Chart and figure data
►

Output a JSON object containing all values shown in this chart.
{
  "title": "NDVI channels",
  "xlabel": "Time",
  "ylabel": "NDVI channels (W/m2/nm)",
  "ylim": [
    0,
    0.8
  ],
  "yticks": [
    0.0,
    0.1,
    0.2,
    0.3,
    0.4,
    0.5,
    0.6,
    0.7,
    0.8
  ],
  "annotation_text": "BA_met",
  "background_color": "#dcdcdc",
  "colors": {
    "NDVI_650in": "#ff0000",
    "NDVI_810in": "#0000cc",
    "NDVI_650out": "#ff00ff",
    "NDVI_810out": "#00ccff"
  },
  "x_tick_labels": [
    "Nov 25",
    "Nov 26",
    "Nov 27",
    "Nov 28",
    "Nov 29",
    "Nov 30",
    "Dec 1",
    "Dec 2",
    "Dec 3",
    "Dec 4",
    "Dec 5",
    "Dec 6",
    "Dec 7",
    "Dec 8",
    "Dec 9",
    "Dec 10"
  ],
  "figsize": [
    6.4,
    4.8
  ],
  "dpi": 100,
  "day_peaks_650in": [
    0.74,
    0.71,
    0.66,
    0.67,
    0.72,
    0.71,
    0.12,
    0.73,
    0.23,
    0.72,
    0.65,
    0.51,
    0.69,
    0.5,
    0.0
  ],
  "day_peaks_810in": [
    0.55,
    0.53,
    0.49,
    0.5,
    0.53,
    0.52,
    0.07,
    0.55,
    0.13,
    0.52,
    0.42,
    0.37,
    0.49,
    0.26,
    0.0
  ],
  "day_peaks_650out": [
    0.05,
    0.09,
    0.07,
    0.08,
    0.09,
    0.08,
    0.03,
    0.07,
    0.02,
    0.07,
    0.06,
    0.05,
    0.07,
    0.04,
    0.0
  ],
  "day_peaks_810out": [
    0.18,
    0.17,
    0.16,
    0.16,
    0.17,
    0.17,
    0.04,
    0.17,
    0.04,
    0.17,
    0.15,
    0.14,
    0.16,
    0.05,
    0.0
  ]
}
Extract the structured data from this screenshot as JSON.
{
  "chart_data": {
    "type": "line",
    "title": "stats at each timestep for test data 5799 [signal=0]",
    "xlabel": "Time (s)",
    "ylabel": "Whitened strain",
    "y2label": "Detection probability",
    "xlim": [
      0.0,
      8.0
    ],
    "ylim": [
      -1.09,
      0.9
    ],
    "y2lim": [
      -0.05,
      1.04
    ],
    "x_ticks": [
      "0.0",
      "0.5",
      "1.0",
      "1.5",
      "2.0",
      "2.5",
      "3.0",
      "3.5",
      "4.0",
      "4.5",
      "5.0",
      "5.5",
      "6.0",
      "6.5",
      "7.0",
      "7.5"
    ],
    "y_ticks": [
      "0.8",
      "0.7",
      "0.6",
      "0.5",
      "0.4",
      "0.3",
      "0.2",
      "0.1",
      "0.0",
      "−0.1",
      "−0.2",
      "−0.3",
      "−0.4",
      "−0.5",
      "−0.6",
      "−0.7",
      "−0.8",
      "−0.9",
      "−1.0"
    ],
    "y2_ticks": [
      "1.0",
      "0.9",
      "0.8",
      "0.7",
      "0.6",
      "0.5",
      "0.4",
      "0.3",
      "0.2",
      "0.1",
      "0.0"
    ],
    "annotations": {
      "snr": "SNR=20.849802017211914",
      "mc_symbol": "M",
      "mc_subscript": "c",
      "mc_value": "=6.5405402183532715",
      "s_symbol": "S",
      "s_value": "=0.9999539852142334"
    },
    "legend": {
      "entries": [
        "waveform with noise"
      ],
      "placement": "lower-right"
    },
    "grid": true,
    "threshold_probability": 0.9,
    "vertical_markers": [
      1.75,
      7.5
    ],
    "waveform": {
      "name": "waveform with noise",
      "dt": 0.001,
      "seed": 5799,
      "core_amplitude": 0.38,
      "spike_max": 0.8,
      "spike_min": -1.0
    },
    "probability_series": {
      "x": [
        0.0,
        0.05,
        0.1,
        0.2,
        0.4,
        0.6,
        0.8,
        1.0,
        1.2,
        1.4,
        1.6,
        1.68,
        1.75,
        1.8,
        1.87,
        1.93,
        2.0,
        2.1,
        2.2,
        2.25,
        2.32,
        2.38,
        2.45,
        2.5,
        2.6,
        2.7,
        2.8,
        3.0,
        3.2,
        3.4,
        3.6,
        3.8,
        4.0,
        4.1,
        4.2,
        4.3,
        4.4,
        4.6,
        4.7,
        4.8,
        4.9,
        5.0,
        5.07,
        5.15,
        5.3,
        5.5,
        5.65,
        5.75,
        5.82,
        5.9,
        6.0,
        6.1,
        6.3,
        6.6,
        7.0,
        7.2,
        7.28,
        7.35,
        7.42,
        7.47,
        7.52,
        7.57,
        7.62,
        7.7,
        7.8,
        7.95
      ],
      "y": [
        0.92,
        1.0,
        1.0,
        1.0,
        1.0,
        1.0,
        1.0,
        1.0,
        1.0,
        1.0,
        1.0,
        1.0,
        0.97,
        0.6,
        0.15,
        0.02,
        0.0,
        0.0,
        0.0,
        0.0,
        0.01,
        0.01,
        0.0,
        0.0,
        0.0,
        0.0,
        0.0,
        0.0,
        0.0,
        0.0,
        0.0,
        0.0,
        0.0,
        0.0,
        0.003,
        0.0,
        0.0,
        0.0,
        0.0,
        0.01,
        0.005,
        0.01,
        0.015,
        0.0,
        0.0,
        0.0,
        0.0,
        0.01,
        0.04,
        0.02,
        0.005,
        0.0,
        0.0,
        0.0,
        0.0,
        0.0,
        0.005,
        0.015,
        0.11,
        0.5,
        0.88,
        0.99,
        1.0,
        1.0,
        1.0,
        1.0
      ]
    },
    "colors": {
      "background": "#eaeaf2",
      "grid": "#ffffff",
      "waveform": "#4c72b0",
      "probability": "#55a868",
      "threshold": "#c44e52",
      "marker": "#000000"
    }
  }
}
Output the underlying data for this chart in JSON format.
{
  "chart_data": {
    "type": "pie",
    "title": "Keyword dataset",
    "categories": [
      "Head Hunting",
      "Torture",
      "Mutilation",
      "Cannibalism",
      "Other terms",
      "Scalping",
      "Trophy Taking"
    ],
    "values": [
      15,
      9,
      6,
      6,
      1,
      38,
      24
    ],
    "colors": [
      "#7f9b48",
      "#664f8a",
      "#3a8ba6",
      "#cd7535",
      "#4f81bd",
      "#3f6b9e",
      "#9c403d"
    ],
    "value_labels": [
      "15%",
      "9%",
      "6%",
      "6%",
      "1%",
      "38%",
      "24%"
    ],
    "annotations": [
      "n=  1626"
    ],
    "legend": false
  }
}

◄

Indicate how many lines of the material include the word "with"; the number alone is required.

2